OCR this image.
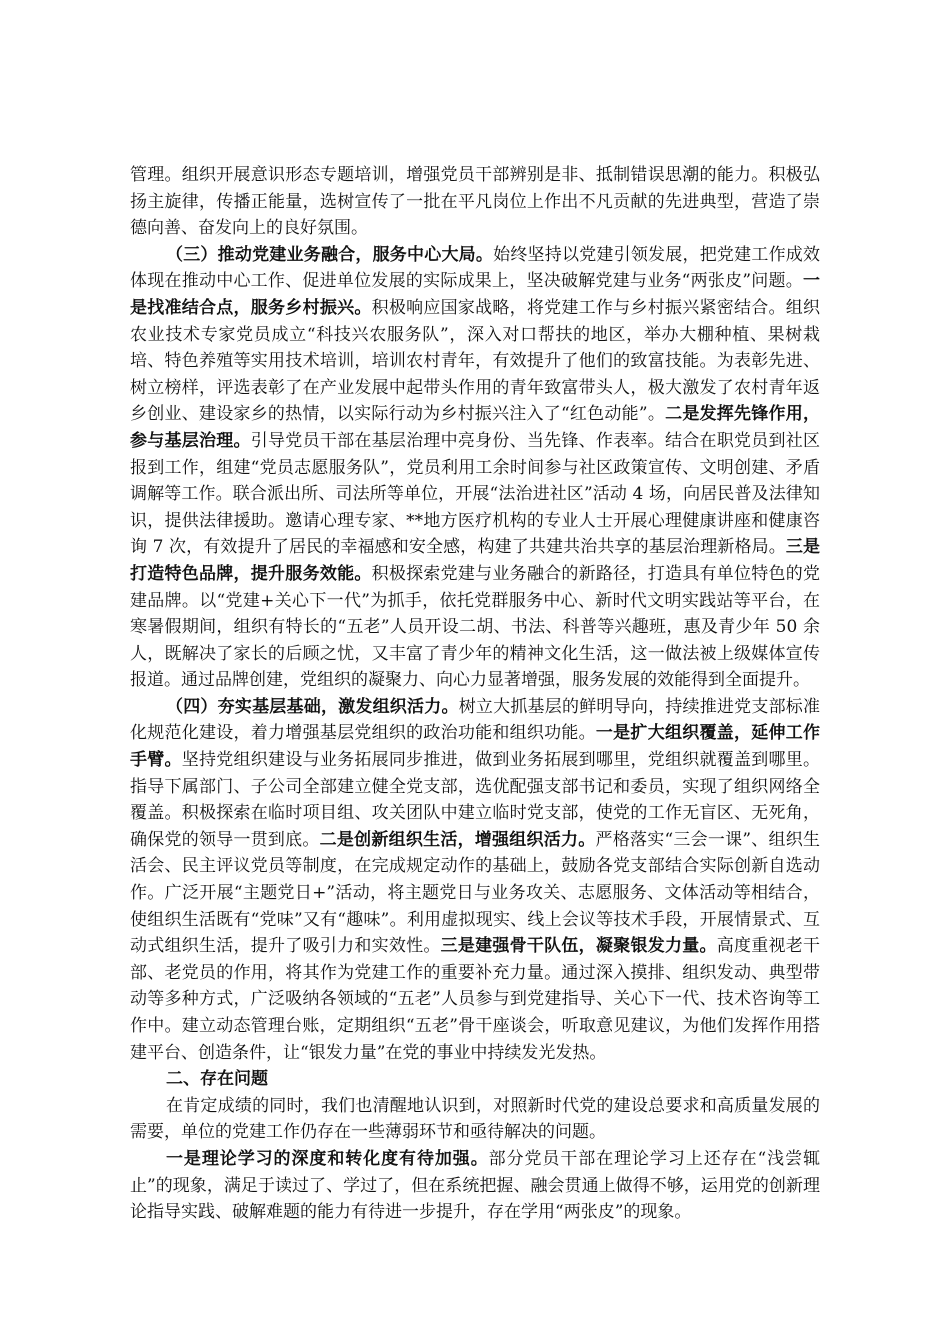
管理。组织开展意识形态专题培训，增强党员干部辨别是非、抵制错误思潮的能力。积极弘扬主旋律，传播正能量，选树宣传了一批在平凡岗位上作出不凡贡献的先进典型，营造了崇德向善、奋发向上的良好氛围。

（三）推动党建业务融合，服务中心大局。始终坚持以党建引领发展，把党建工作成效体现在推动中心工作、促进单位发展的实际成果上，坚决破解党建与业务“两张皮”问题。一是找准结合点，服务乡村振兴。积极响应国家战略，将党建工作与乡村振兴紧密结合。组织农业技术专家党员成立“科技兴农服务队”，深入对口帮扶的地区，举办大棚种植、果树栽培、特色养殖等实用技术培训，培训农村青年，有效提升了他们的致富技能。为表彰先进、树立榜样，评选表彰了在产业发展中起带头作用的青年致富带头人，极大激发了农村青年返乡创业、建设家乡的热情，以实际行动为乡村振兴注入了“红色动能”。二是发挥先锋作用，参与基层治理。引导党员干部在基层治理中亮身份、当先锋、作表率。结合在职党员到社区报到工作，组建“党员志愿服务队”，党员利用工余时间参与社区政策宣传、文明创建、矛盾调解等工作。联合派出所、司法所等单位，开展“法治进社区”活动 4 场，向居民普及法律知识，提供法律援助。邀请心理专家、**地方医疗机构的专业人士开展心理健康讲座和健康咨询 7 次，有效提升了居民的幸福感和安全感，构建了共建共治共享的基层治理新格局。三是打造特色品牌，提升服务效能。积极探索党建与业务融合的新路径，打造具有单位特色的党建品牌。以“党建+关心下一代”为抓手，依托党群服务中心、新时代文明实践站等平台，在寒暑假期间，组织有特长的“五老”人员开设二胡、书法、科普等兴趣班，惠及青少年 50 余人，既解决了家长的后顾之忧，又丰富了青少年的精神文化生活，这一做法被上级媒体宣传报道。通过品牌创建，党组织的凝聚力、向心力显著增强，服务发展的效能得到全面提升。

（四）夯实基层基础，激发组织活力。树立大抓基层的鲜明导向，持续推进党支部标准化规范化建设，着力增强基层党组织的政治功能和组织功能。一是扩大组织覆盖，延伸工作手臂。坚持党组织建设与业务拓展同步推进，做到业务拓展到哪里，党组织就覆盖到哪里。指导下属部门、子公司全部建立健全党支部，选优配强支部书记和委员，实现了组织网络全覆盖。积极探索在临时项目组、攻关团队中建立临时党支部，使党的工作无盲区、无死角，确保党的领导一贯到底。二是创新组织生活，增强组织活力。严格落实“三会一课”、组织生活会、民主评议党员等制度，在完成规定动作的基础上，鼓励各党支部结合实际创新自选动作。广泛开展“主题党日+”活动，将主题党日与业务攻关、志愿服务、文体活动等相结合，使组织生活既有“党味”又有“趣味”。利用虚拟现实、线上会议等技术手段，开展情景式、互动式组织生活，提升了吸引力和实效性。三是建强骨干队伍，凝聚银发力量。高度重视老干部、老党员的作用，将其作为党建工作的重要补充力量。通过深入摸排、组织发动、典型带动等多种方式，广泛吸纳各领域的“五老”人员参与到党建指导、关心下一代、技术咨询等工作中。建立动态管理台账，定期组织“五老”骨干座谈会，听取意见建议，为他们发挥作用搭建平台、创造条件，让“银发力量”在党的事业中持续发光发热。

二、存在问题

在肯定成绩的同时，我们也清醒地认识到，对照新时代党的建设总要求和高质量发展的需要，单位的党建工作仍存在一些薄弱环节和亟待解决的问题。

一是理论学习的深度和转化度有待加强。部分党员干部在理论学习上还存在“浅尝辄止”的现象，满足于读过了、学过了，但在系统把握、融会贯通上做得不够，运用党的创新理论指导实践、破解难题的能力有待进一步提升，存在学用“两张皮”的现象。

# # # # #

▶ _Exercise aim_: Ignore the images and quote every line of the listing exactly.

▶ _Task output_:
OCR this image.
管理。组织开展意识形态专题培训，增强党员干部辨别是非、抵制错误思潮的能力。积极弘扬主旋律，传播正能量，选树宣传了一批在平凡岗位上作出不凡贡献的先进典型，营造了崇德向善、奋发向上的良好氛围。

（三）推动党建业务融合，服务中心大局。始终坚持以党建引领发展，把党建工作成效体现在推动中心工作、促进单位发展的实际成果上，坚决破解党建与业务“两张皮”问题。一是找准结合点，服务乡村振兴。积极响应国家战略，将党建工作与乡村振兴紧密结合。组织农业技术专家党员成立“科技兴农服务队”，深入对口帮扶的地区，举办大棚种植、果树栽培、特色养殖等实用技术培训，培训农村青年，有效提升了他们的致富技能。为表彰先进、树立榜样，评选表彰了在产业发展中起带头作用的青年致富带头人，极大激发了农村青年返乡创业、建设家乡的热情，以实际行动为乡村振兴注入了“红色动能”。二是发挥先锋作用，参与基层治理。引导党员干部在基层治理中亮身份、当先锋、作表率。结合在职党员到社区报到工作，组建“党员志愿服务队”，党员利用工余时间参与社区政策宣传、文明创建、矛盾调解等工作。联合派出所、司法所等单位，开展“法治进社区”活动 4 场，向居民普及法律知识，提供法律援助。邀请心理专家、**地方医疗机构的专业人士开展心理健康讲座和健康咨询 7 次，有效提升了居民的幸福感和安全感，构建了共建共治共享的基层治理新格局。三是打造特色品牌，提升服务效能。积极探索党建与业务融合的新路径，打造具有单位特色的党建品牌。以“党建+关心下一代”为抓手，依托党群服务中心、新时代文明实践站等平台，在寒暑假期间，组织有特长的“五老”人员开设二胡、书法、科普等兴趣班，惠及青少年 50 余人，既解决了家长的后顾之忧，又丰富了青少年的精神文化生活，这一做法被上级媒体宣传报道。通过品牌创建，党组织的凝聚力、向心力显著增强，服务发展的效能得到全面提升。

（四）夯实基层基础，激发组织活力。树立大抓基层的鲜明导向，持续推进党支部标准化规范化建设，着力增强基层党组织的政治功能和组织功能。一是扩大组织覆盖，延伸工作手臂。坚持党组织建设与业务拓展同步推进，做到业务拓展到哪里，党组织就覆盖到哪里。指导下属部门、子公司全部建立健全党支部，选优配强支部书记和委员，实现了组织网络全覆盖。积极探索在临时项目组、攻关团队中建立临时党支部，使党的工作无盲区、无死角，确保党的领导一贯到底。二是创新组织生活，增强组织活力。严格落实“三会一课”、组织生活会、民主评议党员等制度，在完成规定动作的基础上，鼓励各党支部结合实际创新自选动作。广泛开展“主题党日+”活动，将主题党日与业务攻关、志愿服务、文体活动等相结合，使组织生活既有“党味”又有“趣味”。利用虚拟现实、线上会议等技术手段，开展情景式、互动式组织生活，提升了吸引力和实效性。三是建强骨干队伍，凝聚银发力量。高度重视老干部、老党员的作用，将其作为党建工作的重要补充力量。通过深入摸排、组织发动、典型带动等多种方式，广泛吸纳各领域的“五老”人员参与到党建指导、关心下一代、技术咨询等工作中。建立动态管理台账，定期组织“五老”骨干座谈会，听取意见建议，为他们发挥作用搭建平台、创造条件，让“银发力量”在党的事业中持续发光发热。

二、存在问题

在肯定成绩的同时，我们也清醒地认识到，对照新时代党的建设总要求和高质量发展的需要，单位的党建工作仍存在一些薄弱环节和亟待解决的问题。

一是理论学习的深度和转化度有待加强。部分党员干部在理论学习上还存在“浅尝辄止”的现象，满足于读过了、学过了，但在系统把握、融会贯通上做得不够，运用党的创新理论指导实践、破解难题的能力有待进一步提升，存在学用“两张皮”的现象。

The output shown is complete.